EXERCISE AIM:
Repeat the listing below in full, exactly as it stands.

EXCERPTED RECORDS:
-- START --

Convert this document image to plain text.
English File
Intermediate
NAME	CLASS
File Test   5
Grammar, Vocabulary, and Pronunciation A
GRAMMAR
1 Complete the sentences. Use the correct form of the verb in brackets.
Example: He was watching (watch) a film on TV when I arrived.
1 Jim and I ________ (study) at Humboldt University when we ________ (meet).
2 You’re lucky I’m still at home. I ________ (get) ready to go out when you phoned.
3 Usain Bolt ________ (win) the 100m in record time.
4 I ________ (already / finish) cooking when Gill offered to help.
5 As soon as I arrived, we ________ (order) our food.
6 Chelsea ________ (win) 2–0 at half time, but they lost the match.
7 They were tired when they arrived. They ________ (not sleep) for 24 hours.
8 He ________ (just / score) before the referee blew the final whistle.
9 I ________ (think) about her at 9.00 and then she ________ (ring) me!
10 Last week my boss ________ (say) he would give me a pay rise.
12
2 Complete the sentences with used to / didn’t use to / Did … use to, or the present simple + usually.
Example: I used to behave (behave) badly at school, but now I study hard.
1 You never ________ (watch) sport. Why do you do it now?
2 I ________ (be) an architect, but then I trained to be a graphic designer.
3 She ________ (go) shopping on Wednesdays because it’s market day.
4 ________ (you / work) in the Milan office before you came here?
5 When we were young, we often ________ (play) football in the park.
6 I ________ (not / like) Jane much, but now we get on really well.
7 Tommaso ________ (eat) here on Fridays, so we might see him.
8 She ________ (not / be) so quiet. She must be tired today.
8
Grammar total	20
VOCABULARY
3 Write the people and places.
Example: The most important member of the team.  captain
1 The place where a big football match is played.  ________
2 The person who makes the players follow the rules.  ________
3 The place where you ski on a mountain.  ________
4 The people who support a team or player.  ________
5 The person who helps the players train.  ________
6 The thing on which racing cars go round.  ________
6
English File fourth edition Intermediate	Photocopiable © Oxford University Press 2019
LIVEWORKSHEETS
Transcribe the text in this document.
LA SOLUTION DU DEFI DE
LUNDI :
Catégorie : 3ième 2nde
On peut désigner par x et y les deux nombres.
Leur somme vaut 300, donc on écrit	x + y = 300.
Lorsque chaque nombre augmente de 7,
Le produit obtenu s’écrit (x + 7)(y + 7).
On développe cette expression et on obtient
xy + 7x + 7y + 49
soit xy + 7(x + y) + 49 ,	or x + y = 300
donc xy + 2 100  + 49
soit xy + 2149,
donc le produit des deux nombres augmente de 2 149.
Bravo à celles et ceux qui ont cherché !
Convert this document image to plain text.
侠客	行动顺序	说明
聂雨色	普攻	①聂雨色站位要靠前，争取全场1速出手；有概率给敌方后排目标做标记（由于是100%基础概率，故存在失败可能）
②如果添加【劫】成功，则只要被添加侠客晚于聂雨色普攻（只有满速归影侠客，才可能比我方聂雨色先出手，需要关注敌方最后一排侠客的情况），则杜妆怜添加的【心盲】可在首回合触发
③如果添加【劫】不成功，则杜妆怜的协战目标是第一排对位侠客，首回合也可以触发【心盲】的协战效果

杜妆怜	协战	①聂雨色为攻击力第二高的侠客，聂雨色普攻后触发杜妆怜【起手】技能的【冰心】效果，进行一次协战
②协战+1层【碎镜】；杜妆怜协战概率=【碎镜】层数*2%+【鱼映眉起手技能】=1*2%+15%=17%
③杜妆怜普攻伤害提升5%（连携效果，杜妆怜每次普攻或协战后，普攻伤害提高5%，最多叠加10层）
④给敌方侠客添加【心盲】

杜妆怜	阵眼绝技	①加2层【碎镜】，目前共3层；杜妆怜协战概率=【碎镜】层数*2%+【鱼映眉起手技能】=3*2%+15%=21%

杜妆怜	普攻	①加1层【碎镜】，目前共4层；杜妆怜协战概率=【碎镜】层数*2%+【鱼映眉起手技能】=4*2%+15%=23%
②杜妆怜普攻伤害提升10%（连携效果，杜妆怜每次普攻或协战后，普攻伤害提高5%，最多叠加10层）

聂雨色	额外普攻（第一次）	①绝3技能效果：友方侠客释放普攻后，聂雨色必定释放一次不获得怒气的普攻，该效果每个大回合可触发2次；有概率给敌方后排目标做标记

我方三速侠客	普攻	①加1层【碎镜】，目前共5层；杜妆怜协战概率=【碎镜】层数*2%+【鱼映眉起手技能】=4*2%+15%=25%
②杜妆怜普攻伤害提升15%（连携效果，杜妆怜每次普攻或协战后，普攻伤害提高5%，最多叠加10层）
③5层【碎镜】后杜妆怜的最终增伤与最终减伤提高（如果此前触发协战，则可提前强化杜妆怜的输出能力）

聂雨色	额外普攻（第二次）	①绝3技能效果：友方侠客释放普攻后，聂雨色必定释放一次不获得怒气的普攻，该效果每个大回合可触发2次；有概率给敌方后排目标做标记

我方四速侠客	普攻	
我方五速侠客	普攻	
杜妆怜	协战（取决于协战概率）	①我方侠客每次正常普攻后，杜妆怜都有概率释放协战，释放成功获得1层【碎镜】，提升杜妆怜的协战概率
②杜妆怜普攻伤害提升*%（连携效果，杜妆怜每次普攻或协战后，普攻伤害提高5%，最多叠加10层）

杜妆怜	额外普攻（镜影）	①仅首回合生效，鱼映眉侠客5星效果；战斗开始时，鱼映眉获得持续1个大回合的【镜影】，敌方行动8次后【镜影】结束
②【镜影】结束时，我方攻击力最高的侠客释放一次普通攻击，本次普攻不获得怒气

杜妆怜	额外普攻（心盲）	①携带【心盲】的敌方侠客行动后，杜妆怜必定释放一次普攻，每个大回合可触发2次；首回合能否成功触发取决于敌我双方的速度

-- END --

ANSWER TO THE TASK:
Convert this document image to plain text.
English File
Intermediate
NAME	CLASS
File Test   5
Grammar, Vocabulary, and Pronunciation A
GRAMMAR
1 Complete the sentences. Use the correct form of the verb in brackets.
Example: He was watching (watch) a film on TV when I arrived.
1 Jim and I ________ (study) at Humboldt University when we ________ (meet).
2 You’re lucky I’m still at home. I ________ (get) ready to go out when you phoned.
3 Usain Bolt ________ (win) the 100m in record time.
4 I ________ (already / finish) cooking when Gill offered to help.
5 As soon as I arrived, we ________ (order) our food.
6 Chelsea ________ (win) 2–0 at half time, but they lost the match.
7 They were tired when they arrived. They ________ (not sleep) for 24 hours.
8 He ________ (just / score) before the referee blew the final whistle.
9 I ________ (think) about her at 9.00 and then she ________ (ring) me!
10 Last week my boss ________ (say) he would give me a pay rise.
12
2 Complete the sentences with used to / didn’t use to / Did … use to, or the present simple + usually.
Example: I used to behave (behave) badly at school, but now I study hard.
1 You never ________ (watch) sport. Why do you do it now?
2 I ________ (be) an architect, but then I trained to be a graphic designer.
3 She ________ (go) shopping on Wednesdays because it’s market day.
4 ________ (you / work) in the Milan office before you came here?
5 When we were young, we often ________ (play) football in the park.
6 I ________ (not / like) Jane much, but now we get on really well.
7 Tommaso ________ (eat) here on Fridays, so we might see him.
8 She ________ (not / be) so quiet. She must be tired today.
8
Grammar total	20
VOCABULARY
3 Write the people and places.
Example: The most important member of the team.  captain
1 The place where a big football match is played.  ________
2 The person who makes the players follow the rules.  ________
3 The place where you ski on a mountain.  ________
4 The people who support a team or player.  ________
5 The person who helps the players train.  ________
6 The thing on which racing cars go round.  ________
6
English File fourth edition Intermediate	Photocopiable © Oxford University Press 2019
LIVEWORKSHEETS
Transcribe the text in this document.
LA SOLUTION DU DEFI DE
LUNDI :
Catégorie : 3ième 2nde
On peut désigner par x et y les deux nombres.
Leur somme vaut 300, donc on écrit	x + y = 300.
Lorsque chaque nombre augmente de 7,
Le produit obtenu s’écrit (x + 7)(y + 7).
On développe cette expression et on obtient
xy + 7x + 7y + 49
soit xy + 7(x + y) + 49 ,	or x + y = 300
donc xy + 2 100  + 49
soit xy + 2149,
donc le produit des deux nombres augmente de 2 149.
Bravo à celles et ceux qui ont cherché !
Convert this document image to plain text.
侠客	行动顺序	说明
聂雨色	普攻	①聂雨色站位要靠前，争取全场1速出手；有概率给敌方后排目标做标记（由于是100%基础概率，故存在失败可能）
②如果添加【劫】成功，则只要被添加侠客晚于聂雨色普攻（只有满速归影侠客，才可能比我方聂雨色先出手，需要关注敌方最后一排侠客的情况），则杜妆怜添加的【心盲】可在首回合触发
③如果添加【劫】不成功，则杜妆怜的协战目标是第一排对位侠客，首回合也可以触发【心盲】的协战效果

杜妆怜	协战	①聂雨色为攻击力第二高的侠客，聂雨色普攻后触发杜妆怜【起手】技能的【冰心】效果，进行一次协战
②协战+1层【碎镜】；杜妆怜协战概率=【碎镜】层数*2%+【鱼映眉起手技能】=1*2%+15%=17%
③杜妆怜普攻伤害提升5%（连携效果，杜妆怜每次普攻或协战后，普攻伤害提高5%，最多叠加10层）
④给敌方侠客添加【心盲】

杜妆怜	阵眼绝技	①加2层【碎镜】，目前共3层；杜妆怜协战概率=【碎镜】层数*2%+【鱼映眉起手技能】=3*2%+15%=21%

杜妆怜	普攻	①加1层【碎镜】，目前共4层；杜妆怜协战概率=【碎镜】层数*2%+【鱼映眉起手技能】=4*2%+15%=23%
②杜妆怜普攻伤害提升10%（连携效果，杜妆怜每次普攻或协战后，普攻伤害提高5%，最多叠加10层）

聂雨色	额外普攻（第一次）	①绝3技能效果：友方侠客释放普攻后，聂雨色必定释放一次不获得怒气的普攻，该效果每个大回合可触发2次；有概率给敌方后排目标做标记

我方三速侠客	普攻	①加1层【碎镜】，目前共5层；杜妆怜协战概率=【碎镜】层数*2%+【鱼映眉起手技能】=4*2%+15%=25%
②杜妆怜普攻伤害提升15%（连携效果，杜妆怜每次普攻或协战后，普攻伤害提高5%，最多叠加10层）
③5层【碎镜】后杜妆怜的最终增伤与最终减伤提高（如果此前触发协战，则可提前强化杜妆怜的输出能力）

聂雨色	额外普攻（第二次）	①绝3技能效果：友方侠客释放普攻后，聂雨色必定释放一次不获得怒气的普攻，该效果每个大回合可触发2次；有概率给敌方后排目标做标记

我方四速侠客	普攻	
我方五速侠客	普攻	
杜妆怜	协战（取决于协战概率）	①我方侠客每次正常普攻后，杜妆怜都有概率释放协战，释放成功获得1层【碎镜】，提升杜妆怜的协战概率
②杜妆怜普攻伤害提升*%（连携效果，杜妆怜每次普攻或协战后，普攻伤害提高5%，最多叠加10层）

杜妆怜	额外普攻（镜影）	①仅首回合生效，鱼映眉侠客5星效果；战斗开始时，鱼映眉获得持续1个大回合的【镜影】，敌方行动8次后【镜影】结束
②【镜影】结束时，我方攻击力最高的侠客释放一次普通攻击，本次普攻不获得怒气

杜妆怜	额外普攻（心盲）	①携带【心盲】的敌方侠客行动后，杜妆怜必定释放一次普攻，每个大回合可触发2次；首回合能否成功触发取决于敌我双方的速度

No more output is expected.